PROBLEM DETAILS: Make an exact copy of the lines below.

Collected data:
-- START --

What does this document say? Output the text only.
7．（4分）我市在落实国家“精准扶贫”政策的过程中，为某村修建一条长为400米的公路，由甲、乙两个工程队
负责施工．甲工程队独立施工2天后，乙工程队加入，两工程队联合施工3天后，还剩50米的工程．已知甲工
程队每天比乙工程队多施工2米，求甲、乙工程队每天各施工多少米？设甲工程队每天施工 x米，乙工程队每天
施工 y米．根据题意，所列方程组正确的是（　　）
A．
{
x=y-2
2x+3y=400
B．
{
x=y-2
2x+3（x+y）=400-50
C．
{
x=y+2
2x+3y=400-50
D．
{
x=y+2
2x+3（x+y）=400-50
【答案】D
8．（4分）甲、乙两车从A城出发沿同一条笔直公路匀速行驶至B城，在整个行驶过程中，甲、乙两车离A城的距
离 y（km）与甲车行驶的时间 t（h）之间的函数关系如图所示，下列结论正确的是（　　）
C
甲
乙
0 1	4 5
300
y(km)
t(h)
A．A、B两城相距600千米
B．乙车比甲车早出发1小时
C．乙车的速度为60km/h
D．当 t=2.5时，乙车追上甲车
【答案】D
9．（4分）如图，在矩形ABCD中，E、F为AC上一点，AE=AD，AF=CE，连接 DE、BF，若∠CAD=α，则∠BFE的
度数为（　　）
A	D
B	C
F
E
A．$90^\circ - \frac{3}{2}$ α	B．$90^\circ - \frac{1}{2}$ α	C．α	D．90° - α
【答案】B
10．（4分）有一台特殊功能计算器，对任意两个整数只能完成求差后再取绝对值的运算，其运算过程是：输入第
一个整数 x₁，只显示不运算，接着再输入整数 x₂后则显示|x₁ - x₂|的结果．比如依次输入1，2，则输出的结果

-- END --

SOLUTION FOR THIS PROBLEM:
What does this document say? Output the text only.
7．（4分）我市在落实国家“精准扶贫”政策的过程中，为某村修建一条长为400米的公路，由甲、乙两个工程队
负责施工．甲工程队独立施工2天后，乙工程队加入，两工程队联合施工3天后，还剩50米的工程．已知甲工
程队每天比乙工程队多施工2米，求甲、乙工程队每天各施工多少米？设甲工程队每天施工 x米，乙工程队每天
施工 y米．根据题意，所列方程组正确的是（　　）
A．
{
x=y-2
2x+3y=400
B．
{
x=y-2
2x+3（x+y）=400-50
C．
{
x=y+2
2x+3y=400-50
D．
{
x=y+2
2x+3（x+y）=400-50
【答案】D
8．（4分）甲、乙两车从A城出发沿同一条笔直公路匀速行驶至B城，在整个行驶过程中，甲、乙两车离A城的距
离 y（km）与甲车行驶的时间 t（h）之间的函数关系如图所示，下列结论正确的是（　　）
C
甲
乙
0 1	4 5
300
y(km)
t(h)
A．A、B两城相距600千米
B．乙车比甲车早出发1小时
C．乙车的速度为60km/h
D．当 t=2.5时，乙车追上甲车
【答案】D
9．（4分）如图，在矩形ABCD中，E、F为AC上一点，AE=AD，AF=CE，连接 DE、BF，若∠CAD=α，则∠BFE的
度数为（　　）
A	D
B	C
F
E
A．$90^\circ - \frac{3}{2}$ α	B．$90^\circ - \frac{1}{2}$ α	C．α	D．90° - α
【答案】B
10．（4分）有一台特殊功能计算器，对任意两个整数只能完成求差后再取绝对值的运算，其运算过程是：输入第
一个整数 x₁，只显示不运算，接着再输入整数 x₂后则显示|x₁ - x₂|的结果．比如依次输入1，2，则输出的结果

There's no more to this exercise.